§ Listed entries
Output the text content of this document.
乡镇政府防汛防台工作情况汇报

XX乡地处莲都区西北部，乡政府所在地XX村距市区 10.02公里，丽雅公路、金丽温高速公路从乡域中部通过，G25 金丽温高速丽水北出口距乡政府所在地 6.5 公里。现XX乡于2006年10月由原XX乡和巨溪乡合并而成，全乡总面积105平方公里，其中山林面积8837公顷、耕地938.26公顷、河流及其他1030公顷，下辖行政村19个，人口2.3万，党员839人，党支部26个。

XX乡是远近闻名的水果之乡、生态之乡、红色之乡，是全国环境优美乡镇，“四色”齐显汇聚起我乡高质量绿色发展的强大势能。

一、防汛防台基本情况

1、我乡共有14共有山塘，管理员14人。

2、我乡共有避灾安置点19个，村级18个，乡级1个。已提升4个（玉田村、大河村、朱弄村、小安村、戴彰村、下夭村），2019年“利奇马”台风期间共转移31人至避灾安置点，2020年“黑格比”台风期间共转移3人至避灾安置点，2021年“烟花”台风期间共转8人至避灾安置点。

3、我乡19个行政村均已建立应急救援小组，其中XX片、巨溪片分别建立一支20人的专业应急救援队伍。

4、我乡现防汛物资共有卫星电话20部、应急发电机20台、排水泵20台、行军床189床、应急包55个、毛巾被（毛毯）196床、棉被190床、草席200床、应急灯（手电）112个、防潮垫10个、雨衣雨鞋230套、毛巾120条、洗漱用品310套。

§ Description of the task
Restate the data above word for word, please.

§ Exercise response
Output the text content of this document.
乡镇政府防汛防台工作情况汇报

XX乡地处莲都区西北部，乡政府所在地XX村距市区 10.02公里，丽雅公路、金丽温高速公路从乡域中部通过，G25 金丽温高速丽水北出口距乡政府所在地 6.5 公里。现XX乡于2006年10月由原XX乡和巨溪乡合并而成，全乡总面积105平方公里，其中山林面积8837公顷、耕地938.26公顷、河流及其他1030公顷，下辖行政村19个，人口2.3万，党员839人，党支部26个。

XX乡是远近闻名的水果之乡、生态之乡、红色之乡，是全国环境优美乡镇，“四色”齐显汇聚起我乡高质量绿色发展的强大势能。

一、防汛防台基本情况

1、我乡共有14共有山塘，管理员14人。

2、我乡共有避灾安置点19个，村级18个，乡级1个。已提升4个（玉田村、大河村、朱弄村、小安村、戴彰村、下夭村），2019年“利奇马”台风期间共转移31人至避灾安置点，2020年“黑格比”台风期间共转移3人至避灾安置点，2021年“烟花”台风期间共转8人至避灾安置点。

3、我乡19个行政村均已建立应急救援小组，其中XX片、巨溪片分别建立一支20人的专业应急救援队伍。

4、我乡现防汛物资共有卫星电话20部、应急发电机20台、排水泵20台、行军床189床、应急包55个、毛巾被（毛毯）196床、棉被190床、草席200床、应急灯（手电）112个、防潮垫10个、雨衣雨鞋230套、毛巾120条、洗漱用品310套。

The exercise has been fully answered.